• [Exercise objective]:
Identify the lines that contain the word "content" and copy each one.

Dataset records
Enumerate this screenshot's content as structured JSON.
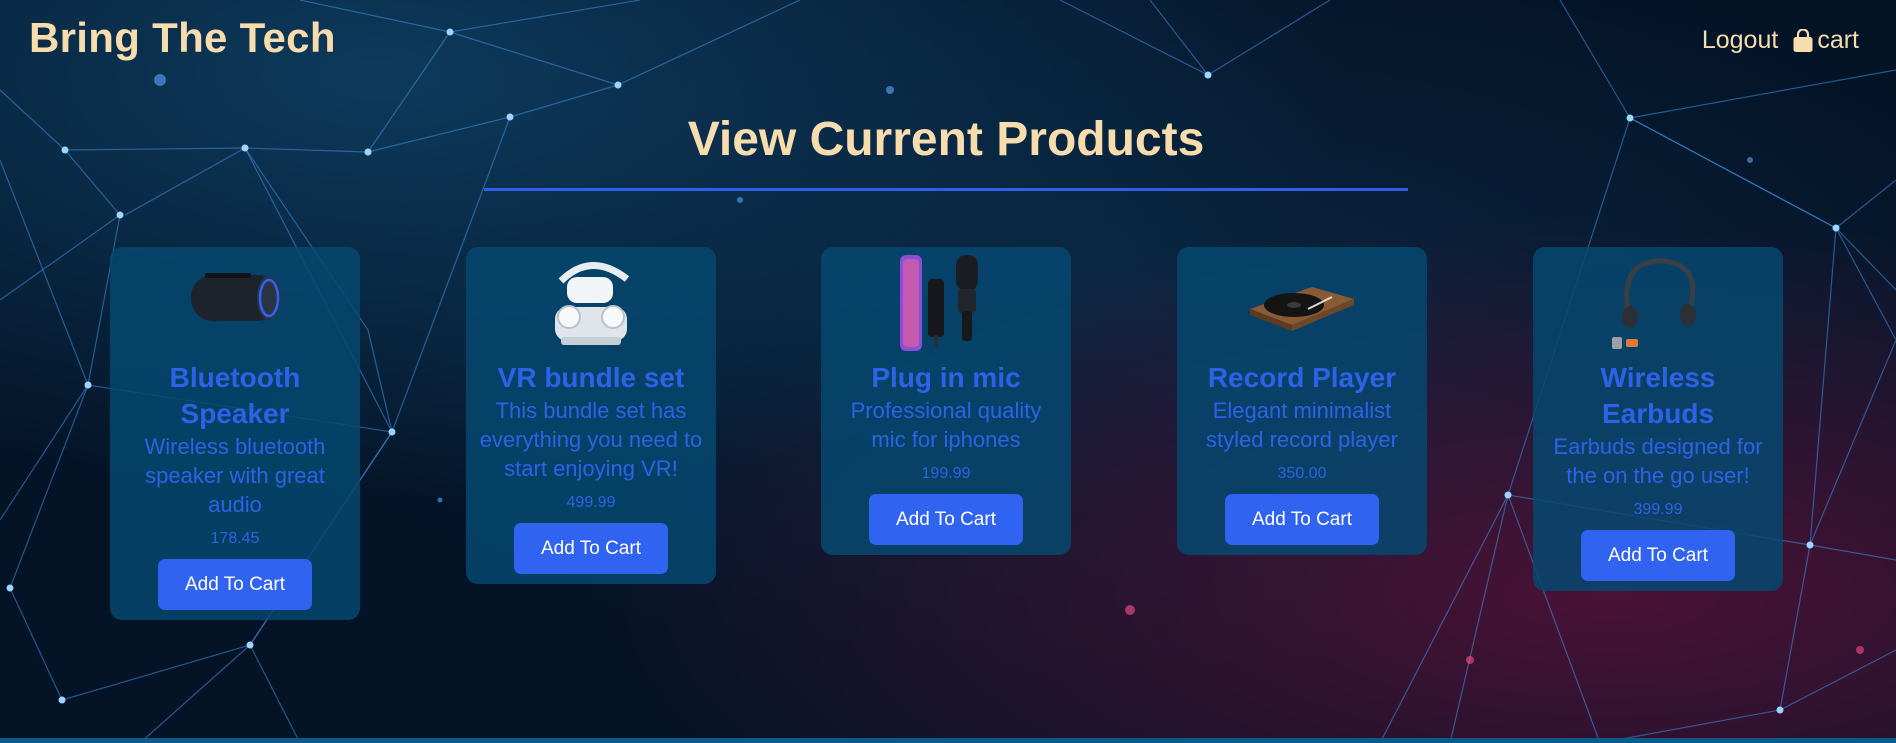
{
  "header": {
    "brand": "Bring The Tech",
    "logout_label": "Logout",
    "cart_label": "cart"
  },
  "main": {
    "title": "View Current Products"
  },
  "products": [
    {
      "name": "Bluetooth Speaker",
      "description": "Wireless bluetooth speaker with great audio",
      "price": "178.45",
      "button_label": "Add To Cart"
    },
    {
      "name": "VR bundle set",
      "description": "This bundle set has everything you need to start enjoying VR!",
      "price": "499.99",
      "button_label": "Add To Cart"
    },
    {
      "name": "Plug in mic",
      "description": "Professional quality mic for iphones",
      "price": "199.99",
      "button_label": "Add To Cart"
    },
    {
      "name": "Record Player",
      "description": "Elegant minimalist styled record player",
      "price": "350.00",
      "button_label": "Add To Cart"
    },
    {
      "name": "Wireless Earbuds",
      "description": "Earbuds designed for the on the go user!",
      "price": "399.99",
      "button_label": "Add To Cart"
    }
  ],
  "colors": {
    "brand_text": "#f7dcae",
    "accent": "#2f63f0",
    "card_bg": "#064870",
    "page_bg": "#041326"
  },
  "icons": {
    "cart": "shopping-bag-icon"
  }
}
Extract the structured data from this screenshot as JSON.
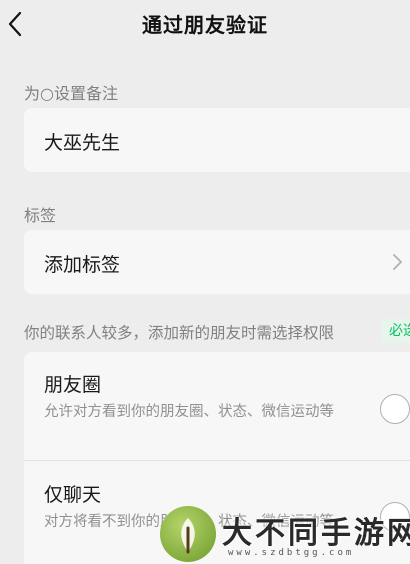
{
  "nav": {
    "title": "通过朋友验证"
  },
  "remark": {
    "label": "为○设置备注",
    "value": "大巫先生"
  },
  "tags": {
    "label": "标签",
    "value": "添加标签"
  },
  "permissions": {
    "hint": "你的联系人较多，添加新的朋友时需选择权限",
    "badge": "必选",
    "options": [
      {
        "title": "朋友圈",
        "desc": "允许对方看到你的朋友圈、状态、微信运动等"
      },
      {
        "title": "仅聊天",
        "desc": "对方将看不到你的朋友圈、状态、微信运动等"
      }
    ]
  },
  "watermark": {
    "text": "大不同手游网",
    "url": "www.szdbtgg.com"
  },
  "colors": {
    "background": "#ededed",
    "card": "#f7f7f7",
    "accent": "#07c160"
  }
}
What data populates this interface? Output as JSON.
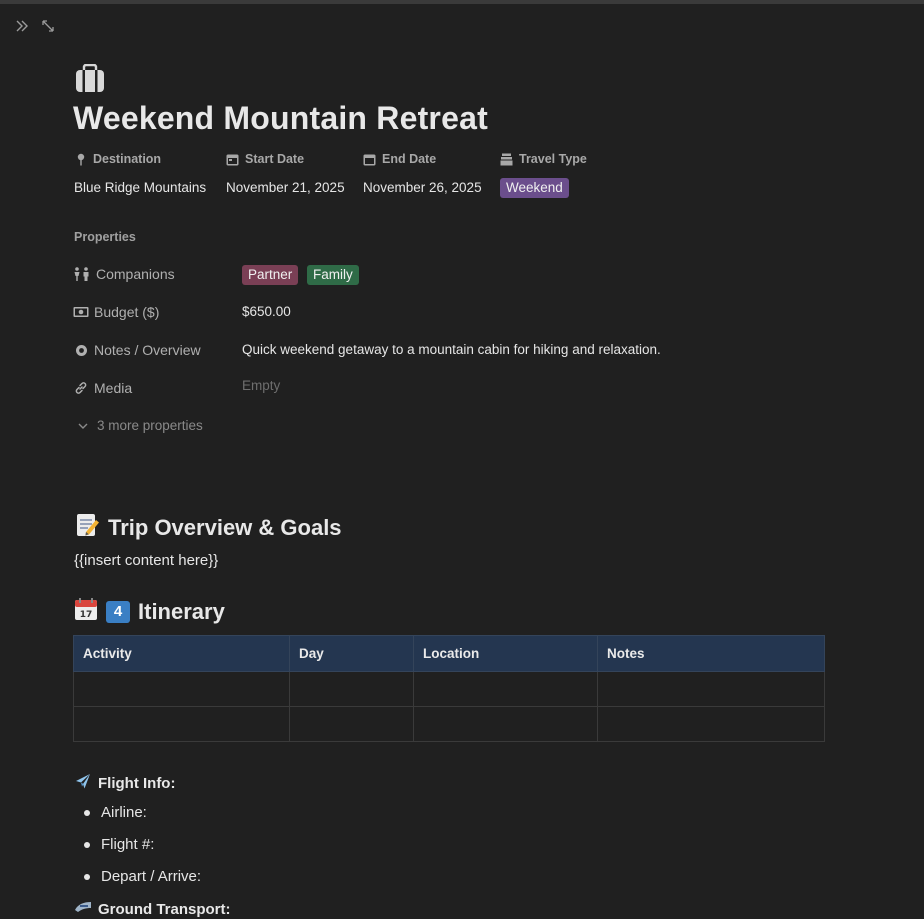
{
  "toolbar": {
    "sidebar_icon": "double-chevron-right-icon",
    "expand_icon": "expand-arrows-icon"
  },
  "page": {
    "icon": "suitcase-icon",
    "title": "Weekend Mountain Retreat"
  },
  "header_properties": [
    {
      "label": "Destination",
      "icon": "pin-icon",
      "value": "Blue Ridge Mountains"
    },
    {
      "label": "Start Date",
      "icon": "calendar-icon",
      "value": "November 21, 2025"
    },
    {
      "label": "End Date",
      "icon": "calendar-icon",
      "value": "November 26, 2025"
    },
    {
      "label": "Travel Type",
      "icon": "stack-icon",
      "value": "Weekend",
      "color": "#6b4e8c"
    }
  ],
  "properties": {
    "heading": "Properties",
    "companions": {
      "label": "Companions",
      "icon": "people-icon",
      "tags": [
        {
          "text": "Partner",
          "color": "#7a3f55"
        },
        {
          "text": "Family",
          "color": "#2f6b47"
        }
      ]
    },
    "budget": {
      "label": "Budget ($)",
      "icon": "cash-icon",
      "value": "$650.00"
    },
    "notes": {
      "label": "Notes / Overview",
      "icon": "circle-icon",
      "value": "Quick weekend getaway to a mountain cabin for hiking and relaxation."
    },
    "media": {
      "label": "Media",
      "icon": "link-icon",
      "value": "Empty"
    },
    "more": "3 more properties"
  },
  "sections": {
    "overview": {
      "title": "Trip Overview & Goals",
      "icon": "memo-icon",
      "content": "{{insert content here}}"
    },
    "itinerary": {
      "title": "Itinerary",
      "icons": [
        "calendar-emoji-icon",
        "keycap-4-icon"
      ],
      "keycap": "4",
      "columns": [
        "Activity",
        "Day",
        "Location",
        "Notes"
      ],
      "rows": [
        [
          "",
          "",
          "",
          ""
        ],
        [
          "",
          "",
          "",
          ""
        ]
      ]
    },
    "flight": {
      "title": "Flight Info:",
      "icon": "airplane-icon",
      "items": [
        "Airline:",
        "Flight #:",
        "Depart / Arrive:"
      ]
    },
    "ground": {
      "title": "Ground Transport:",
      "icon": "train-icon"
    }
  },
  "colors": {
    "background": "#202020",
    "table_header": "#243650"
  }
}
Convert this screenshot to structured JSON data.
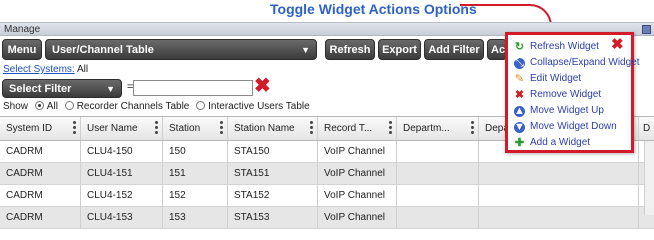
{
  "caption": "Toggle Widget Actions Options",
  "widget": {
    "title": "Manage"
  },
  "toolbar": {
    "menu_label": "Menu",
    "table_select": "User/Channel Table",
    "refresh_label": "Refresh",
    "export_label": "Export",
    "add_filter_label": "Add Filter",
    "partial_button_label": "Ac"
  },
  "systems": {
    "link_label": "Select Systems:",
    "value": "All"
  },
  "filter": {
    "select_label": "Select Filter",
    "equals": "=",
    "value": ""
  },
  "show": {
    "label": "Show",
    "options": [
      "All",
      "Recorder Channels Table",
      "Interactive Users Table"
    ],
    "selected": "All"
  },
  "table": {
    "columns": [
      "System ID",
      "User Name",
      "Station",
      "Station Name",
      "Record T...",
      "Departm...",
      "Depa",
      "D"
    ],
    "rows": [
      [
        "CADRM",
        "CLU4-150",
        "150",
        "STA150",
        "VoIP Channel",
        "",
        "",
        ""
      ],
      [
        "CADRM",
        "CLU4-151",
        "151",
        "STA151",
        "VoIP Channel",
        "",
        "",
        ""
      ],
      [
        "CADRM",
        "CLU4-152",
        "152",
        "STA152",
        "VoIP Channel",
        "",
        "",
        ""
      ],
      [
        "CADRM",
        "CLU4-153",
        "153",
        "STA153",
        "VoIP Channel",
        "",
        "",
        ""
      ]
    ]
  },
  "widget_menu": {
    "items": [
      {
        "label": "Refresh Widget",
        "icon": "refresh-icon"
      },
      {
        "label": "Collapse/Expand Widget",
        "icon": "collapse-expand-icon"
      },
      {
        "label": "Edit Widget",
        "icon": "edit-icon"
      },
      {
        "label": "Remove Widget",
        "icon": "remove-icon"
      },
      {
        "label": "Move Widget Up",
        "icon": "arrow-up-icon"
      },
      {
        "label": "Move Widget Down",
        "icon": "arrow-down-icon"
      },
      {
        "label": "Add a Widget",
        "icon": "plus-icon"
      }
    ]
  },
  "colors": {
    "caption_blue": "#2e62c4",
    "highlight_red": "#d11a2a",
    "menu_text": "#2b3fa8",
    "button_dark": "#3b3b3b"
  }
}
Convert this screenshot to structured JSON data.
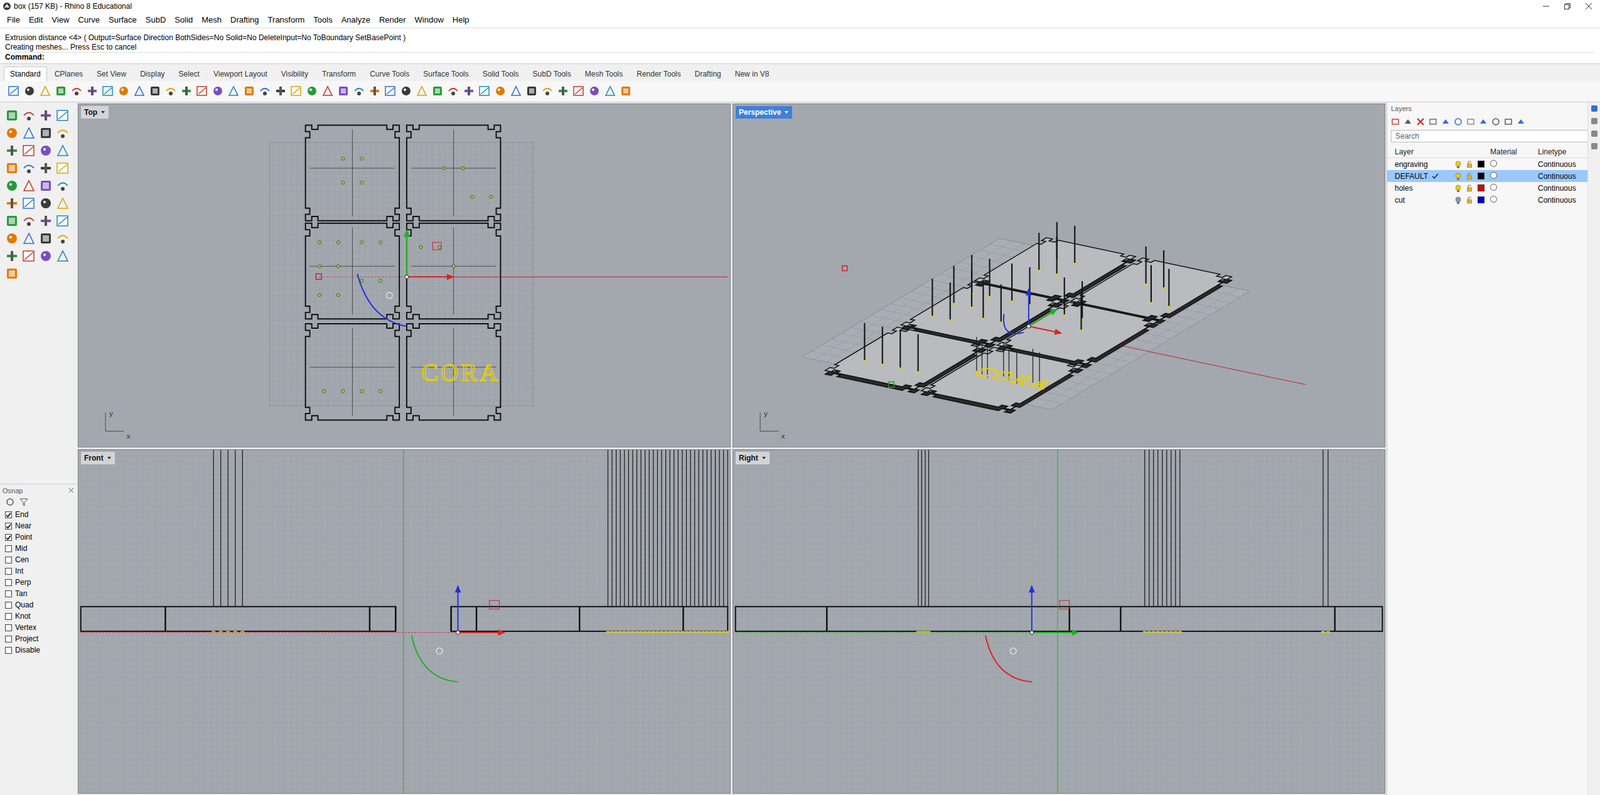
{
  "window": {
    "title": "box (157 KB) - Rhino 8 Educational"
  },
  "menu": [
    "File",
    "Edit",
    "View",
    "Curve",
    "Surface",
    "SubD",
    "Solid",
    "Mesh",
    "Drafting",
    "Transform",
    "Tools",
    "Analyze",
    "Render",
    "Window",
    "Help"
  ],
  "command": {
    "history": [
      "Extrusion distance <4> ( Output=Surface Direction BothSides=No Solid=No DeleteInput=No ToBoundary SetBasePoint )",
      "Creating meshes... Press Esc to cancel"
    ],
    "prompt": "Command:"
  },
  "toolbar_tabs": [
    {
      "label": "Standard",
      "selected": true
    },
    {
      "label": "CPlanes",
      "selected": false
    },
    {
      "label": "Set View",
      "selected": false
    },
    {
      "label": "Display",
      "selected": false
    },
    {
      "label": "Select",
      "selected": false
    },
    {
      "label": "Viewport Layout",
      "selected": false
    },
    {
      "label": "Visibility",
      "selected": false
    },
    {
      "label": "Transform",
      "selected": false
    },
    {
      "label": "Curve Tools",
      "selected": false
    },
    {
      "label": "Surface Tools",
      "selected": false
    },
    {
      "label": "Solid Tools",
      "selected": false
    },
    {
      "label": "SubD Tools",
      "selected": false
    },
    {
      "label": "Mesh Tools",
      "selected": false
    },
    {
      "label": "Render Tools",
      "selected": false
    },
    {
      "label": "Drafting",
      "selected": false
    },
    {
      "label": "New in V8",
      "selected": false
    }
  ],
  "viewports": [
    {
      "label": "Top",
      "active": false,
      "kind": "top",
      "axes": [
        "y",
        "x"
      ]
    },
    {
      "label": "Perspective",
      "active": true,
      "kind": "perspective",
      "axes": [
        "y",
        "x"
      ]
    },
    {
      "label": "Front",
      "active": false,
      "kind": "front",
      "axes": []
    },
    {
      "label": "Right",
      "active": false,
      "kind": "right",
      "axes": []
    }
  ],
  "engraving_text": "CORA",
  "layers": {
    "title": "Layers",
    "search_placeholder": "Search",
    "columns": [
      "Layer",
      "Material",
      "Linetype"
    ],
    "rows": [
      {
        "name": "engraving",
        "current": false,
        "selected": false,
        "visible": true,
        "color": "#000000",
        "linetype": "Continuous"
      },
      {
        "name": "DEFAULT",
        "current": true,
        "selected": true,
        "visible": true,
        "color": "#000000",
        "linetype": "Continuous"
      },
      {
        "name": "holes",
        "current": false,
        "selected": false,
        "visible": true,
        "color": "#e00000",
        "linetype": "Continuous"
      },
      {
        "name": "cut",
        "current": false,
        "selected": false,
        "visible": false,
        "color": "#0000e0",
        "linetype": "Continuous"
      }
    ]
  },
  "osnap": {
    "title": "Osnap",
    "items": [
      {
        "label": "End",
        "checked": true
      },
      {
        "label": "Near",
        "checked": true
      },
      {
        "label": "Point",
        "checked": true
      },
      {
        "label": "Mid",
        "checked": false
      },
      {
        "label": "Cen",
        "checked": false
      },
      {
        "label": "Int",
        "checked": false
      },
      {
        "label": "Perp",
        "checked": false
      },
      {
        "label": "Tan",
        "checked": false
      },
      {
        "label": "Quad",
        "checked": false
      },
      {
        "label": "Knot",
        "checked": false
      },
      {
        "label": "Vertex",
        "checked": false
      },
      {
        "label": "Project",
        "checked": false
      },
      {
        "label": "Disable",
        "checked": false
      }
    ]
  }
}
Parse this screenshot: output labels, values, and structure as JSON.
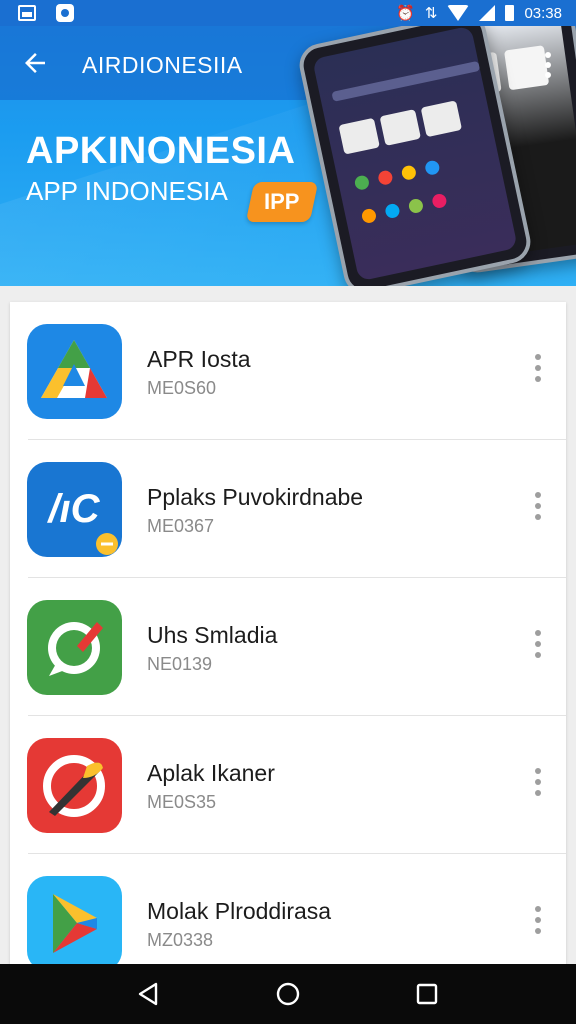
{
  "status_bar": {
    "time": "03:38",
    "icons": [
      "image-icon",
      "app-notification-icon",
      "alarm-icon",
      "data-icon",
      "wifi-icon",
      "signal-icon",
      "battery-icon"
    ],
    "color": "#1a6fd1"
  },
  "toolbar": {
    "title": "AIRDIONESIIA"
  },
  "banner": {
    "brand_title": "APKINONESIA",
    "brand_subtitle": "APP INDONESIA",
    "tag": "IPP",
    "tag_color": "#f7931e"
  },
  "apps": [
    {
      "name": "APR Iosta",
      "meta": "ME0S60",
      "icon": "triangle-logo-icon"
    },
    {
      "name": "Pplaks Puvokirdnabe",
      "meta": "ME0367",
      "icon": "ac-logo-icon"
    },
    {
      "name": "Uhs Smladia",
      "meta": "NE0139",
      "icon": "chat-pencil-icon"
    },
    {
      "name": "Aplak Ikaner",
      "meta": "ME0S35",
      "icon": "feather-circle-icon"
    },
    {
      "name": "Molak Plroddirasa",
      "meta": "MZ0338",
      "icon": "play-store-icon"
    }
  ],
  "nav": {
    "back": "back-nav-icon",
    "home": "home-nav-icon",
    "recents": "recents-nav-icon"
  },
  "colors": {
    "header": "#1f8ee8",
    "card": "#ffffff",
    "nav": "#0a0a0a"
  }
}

• [Full output]:
Enumerate this screenshot's content as structured JSON.
      "content": "{{insert content here}}"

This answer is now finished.